** start of INFORMATION GIVEN **

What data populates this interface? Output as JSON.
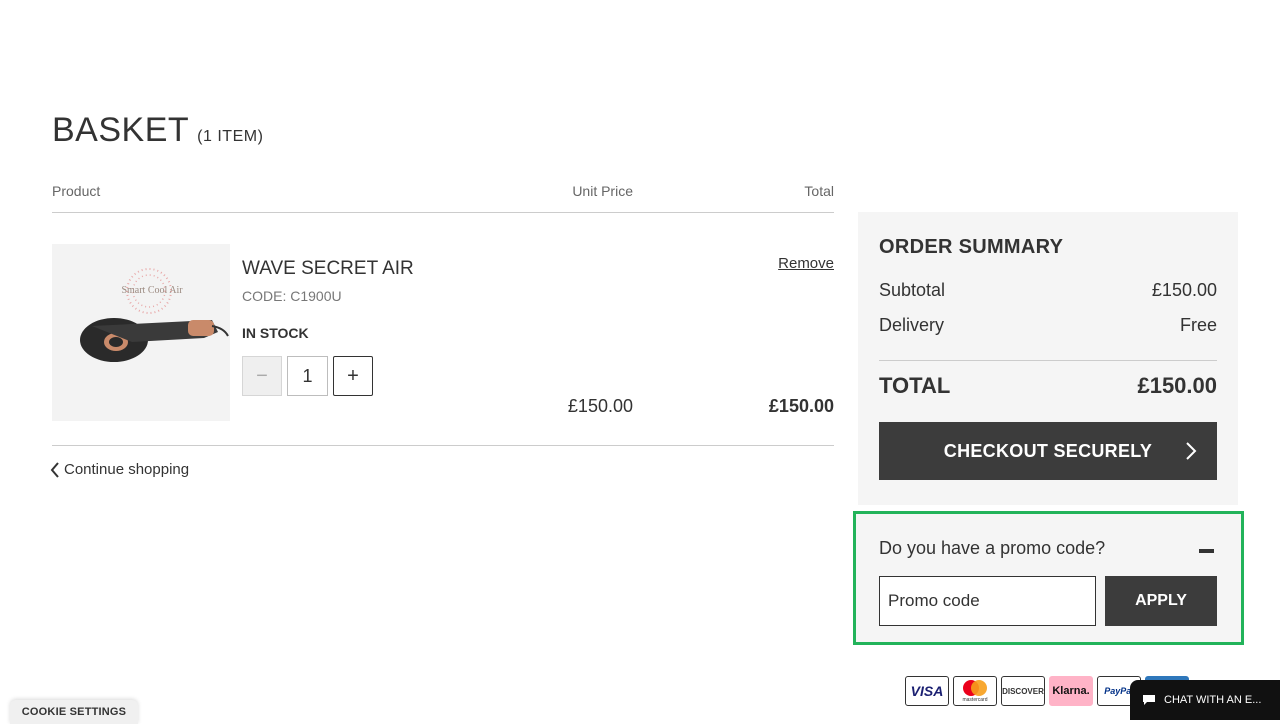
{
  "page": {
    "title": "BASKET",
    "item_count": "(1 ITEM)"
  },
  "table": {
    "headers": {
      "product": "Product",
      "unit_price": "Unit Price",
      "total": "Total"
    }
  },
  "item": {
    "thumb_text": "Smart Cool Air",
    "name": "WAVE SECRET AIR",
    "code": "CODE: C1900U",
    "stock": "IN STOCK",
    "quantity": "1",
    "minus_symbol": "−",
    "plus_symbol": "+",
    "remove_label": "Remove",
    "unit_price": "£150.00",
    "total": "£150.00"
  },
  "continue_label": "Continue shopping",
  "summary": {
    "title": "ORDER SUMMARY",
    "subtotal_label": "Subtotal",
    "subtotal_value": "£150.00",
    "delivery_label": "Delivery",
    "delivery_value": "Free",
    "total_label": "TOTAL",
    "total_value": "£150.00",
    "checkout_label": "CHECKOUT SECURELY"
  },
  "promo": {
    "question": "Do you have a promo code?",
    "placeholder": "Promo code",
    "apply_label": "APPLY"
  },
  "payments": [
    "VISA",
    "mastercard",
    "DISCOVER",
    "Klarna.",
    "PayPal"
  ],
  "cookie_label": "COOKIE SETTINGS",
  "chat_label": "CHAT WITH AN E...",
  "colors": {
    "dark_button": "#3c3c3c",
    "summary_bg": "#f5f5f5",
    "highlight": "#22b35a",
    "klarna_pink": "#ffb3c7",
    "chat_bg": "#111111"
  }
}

** end of INFORMATION GIVEN **

■ WHAT IS REQUIRED: Your task is to repeat the material above exactly, without its pictures.

■ COMPLETED EXERCISE:
What data populates this interface? Output as JSON.
{
  "page": {
    "title": "BASKET",
    "item_count": "(1 ITEM)"
  },
  "table": {
    "headers": {
      "product": "Product",
      "unit_price": "Unit Price",
      "total": "Total"
    }
  },
  "item": {
    "thumb_text": "Smart Cool Air",
    "name": "WAVE SECRET AIR",
    "code": "CODE: C1900U",
    "stock": "IN STOCK",
    "quantity": "1",
    "minus_symbol": "−",
    "plus_symbol": "+",
    "remove_label": "Remove",
    "unit_price": "£150.00",
    "total": "£150.00"
  },
  "continue_label": "Continue shopping",
  "summary": {
    "title": "ORDER SUMMARY",
    "subtotal_label": "Subtotal",
    "subtotal_value": "£150.00",
    "delivery_label": "Delivery",
    "delivery_value": "Free",
    "total_label": "TOTAL",
    "total_value": "£150.00",
    "checkout_label": "CHECKOUT SECURELY"
  },
  "promo": {
    "question": "Do you have a promo code?",
    "placeholder": "Promo code",
    "apply_label": "APPLY"
  },
  "payments": [
    "VISA",
    "mastercard",
    "DISCOVER",
    "Klarna.",
    "PayPal"
  ],
  "cookie_label": "COOKIE SETTINGS",
  "chat_label": "CHAT WITH AN E...",
  "colors": {
    "dark_button": "#3c3c3c",
    "summary_bg": "#f5f5f5",
    "highlight": "#22b35a",
    "klarna_pink": "#ffb3c7",
    "chat_bg": "#111111"
  }
}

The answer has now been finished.